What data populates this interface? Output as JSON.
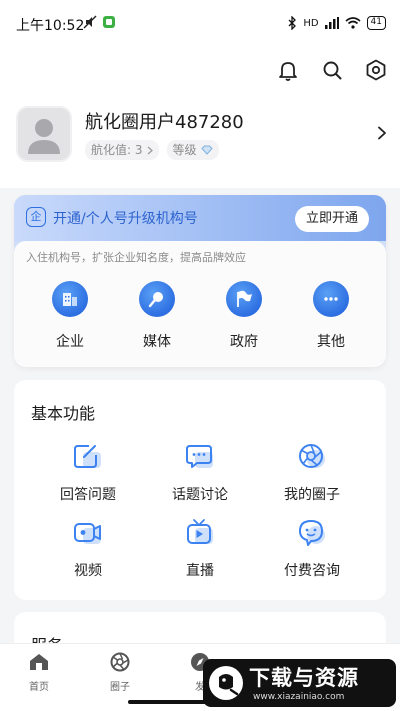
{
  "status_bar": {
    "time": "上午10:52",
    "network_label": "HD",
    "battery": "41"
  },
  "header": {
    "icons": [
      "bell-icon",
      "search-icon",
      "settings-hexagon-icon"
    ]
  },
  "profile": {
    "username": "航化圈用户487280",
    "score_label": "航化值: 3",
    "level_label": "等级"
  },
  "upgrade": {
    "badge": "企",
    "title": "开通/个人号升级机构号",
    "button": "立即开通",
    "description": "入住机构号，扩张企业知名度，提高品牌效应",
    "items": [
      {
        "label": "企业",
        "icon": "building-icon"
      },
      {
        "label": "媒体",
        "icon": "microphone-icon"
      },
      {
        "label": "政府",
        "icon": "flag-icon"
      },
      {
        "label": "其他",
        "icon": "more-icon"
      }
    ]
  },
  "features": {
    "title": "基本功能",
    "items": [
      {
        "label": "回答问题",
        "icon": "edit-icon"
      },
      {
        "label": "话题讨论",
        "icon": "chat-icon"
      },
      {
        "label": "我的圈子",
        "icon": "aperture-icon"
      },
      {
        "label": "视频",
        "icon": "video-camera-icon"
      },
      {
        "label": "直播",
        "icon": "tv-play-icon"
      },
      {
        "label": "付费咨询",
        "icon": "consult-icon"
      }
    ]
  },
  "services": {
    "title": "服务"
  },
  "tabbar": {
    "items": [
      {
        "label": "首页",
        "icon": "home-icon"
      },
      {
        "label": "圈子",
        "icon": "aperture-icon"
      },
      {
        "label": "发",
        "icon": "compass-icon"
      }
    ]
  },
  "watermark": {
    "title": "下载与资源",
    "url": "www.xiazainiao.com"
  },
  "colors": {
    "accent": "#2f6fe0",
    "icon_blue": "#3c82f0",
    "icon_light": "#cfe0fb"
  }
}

═══

▶ Challenge
Set every line down exactly as written, leaving each picture out.

▶ Exercise result
What data populates this interface? Output as JSON.
{
  "status_bar": {
    "time": "上午10:52",
    "network_label": "HD",
    "battery": "41"
  },
  "header": {
    "icons": [
      "bell-icon",
      "search-icon",
      "settings-hexagon-icon"
    ]
  },
  "profile": {
    "username": "航化圈用户487280",
    "score_label": "航化值: 3",
    "level_label": "等级"
  },
  "upgrade": {
    "badge": "企",
    "title": "开通/个人号升级机构号",
    "button": "立即开通",
    "description": "入住机构号，扩张企业知名度，提高品牌效应",
    "items": [
      {
        "label": "企业",
        "icon": "building-icon"
      },
      {
        "label": "媒体",
        "icon": "microphone-icon"
      },
      {
        "label": "政府",
        "icon": "flag-icon"
      },
      {
        "label": "其他",
        "icon": "more-icon"
      }
    ]
  },
  "features": {
    "title": "基本功能",
    "items": [
      {
        "label": "回答问题",
        "icon": "edit-icon"
      },
      {
        "label": "话题讨论",
        "icon": "chat-icon"
      },
      {
        "label": "我的圈子",
        "icon": "aperture-icon"
      },
      {
        "label": "视频",
        "icon": "video-camera-icon"
      },
      {
        "label": "直播",
        "icon": "tv-play-icon"
      },
      {
        "label": "付费咨询",
        "icon": "consult-icon"
      }
    ]
  },
  "services": {
    "title": "服务"
  },
  "tabbar": {
    "items": [
      {
        "label": "首页",
        "icon": "home-icon"
      },
      {
        "label": "圈子",
        "icon": "aperture-icon"
      },
      {
        "label": "发",
        "icon": "compass-icon"
      }
    ]
  },
  "watermark": {
    "title": "下载与资源",
    "url": "www.xiazainiao.com"
  },
  "colors": {
    "accent": "#2f6fe0",
    "icon_blue": "#3c82f0",
    "icon_light": "#cfe0fb"
  }
}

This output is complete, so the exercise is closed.